### TEXT EXTRACT
** Start **
# Help with built in shelving



## Eusibius2 (Jan 6, 2010)

I have an odd space in a room that is really wasted. The ceiling is slanted, and is only 7'6" ceilings anyway, so it's a funny area. I want to build some built-ins - 3 drawers, 1 cabinet, and some shelves above it. I've sketched up an idea, and like the concept. However, I just can't conceive making it due to the fact that as it is, it'll look like plywood sheets! 

How can I trim this out so it will look suitable? 

For reference, it doesn't have to match any pre-existing furniture (there's no real style here anyway). It will be built in as I have no plans on ever removing it. The right side and top will butt up against the walls (as will the back, obviously).

Any suggestions? Ideas? Tricks of the trade?

NOTE: I've included the sketchup file as a zip (Shelves only.zip). Feel free to download and use to your hearts content!


----------



## bb71 (Jan 23, 2010)

You could put a face frame on the shelf edges. It looks like you've put a face frame in some other areas. If it were me, I would probably build it in two different pieces (upper and lower). I would also give a little more defintion between the two. Perhaps drop the top drawer and door a little and put a band around the top. Great idea though. A cabinet there will look great!

Brad


----------



## Eusibius2 (Jan 6, 2010)

thanks for the suggestions. Maybe like this?


----------



## bb71 (Jan 23, 2010)

I like the band around the middle. Maybe add the face frame on the shelves as well. You can also overlap your face frame over the edge of the cabinets on the right side. That will give you some scribe space.


----------



## Eusibius2 (Jan 6, 2010)

You might like this a bit better. I added a beaded edge around that middle piece. I can't figure out how to make the corner mitered though (in sketchup, that is. In real life much easier w/ chop saw!!!)... I'm not sure what you mean by overlapping the face frame over the edge of the cab's on the right....
** End **
### CHALLENGES
- 1) In the shelving thread, how tall is the ceiling in the space Eusibius2 wants to use?
- 2) From the shelving thread, list each change bb71 proposes in the reply signed "Brad".
- 3) Do these statements agree with the shelving thread? Answer yes or no for each, quoting the deciding words.
(a) The built-in will butt up against a wall on its left side.
(b) Eusibius2 added a beaded edge around the middle piece.
(c) Eusibius2 finds mitered corners easy to make in sketchup.
The lines that come after this are separate material, unconnected to the shelving thread.

### AVAILABLE DATA
** Start **
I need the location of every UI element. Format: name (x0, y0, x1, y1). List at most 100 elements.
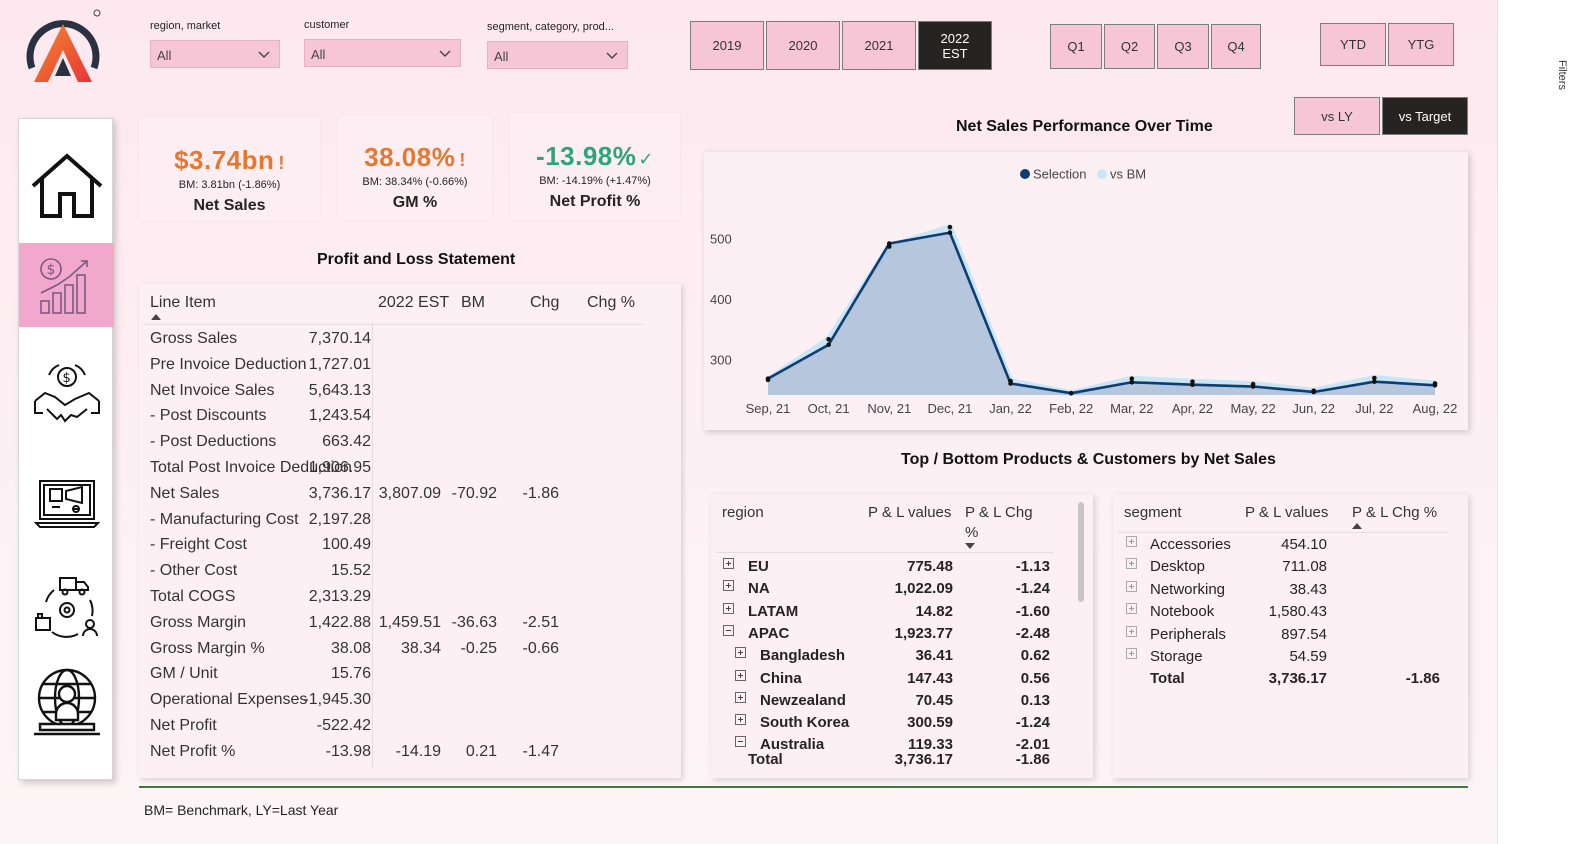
** End **
### TASK-BY-TASK RESULTS
- 1) It is only 7'6", and it is slanted.

- 2)
- Put a face frame on the shelf edges.
- Build it in two separate pieces, upper and lower.
- Give a little more definition between the two.
- Drop the top drawer and door a little.
- Put a band around the top.

- 3)
(a) No: "The right side and top will butt up against the walls"
(b) Yes: "I added a beaded edge around that middle piece."
(c) No: "I can't figure out how to make the corner mitered though (in sketchup, that is."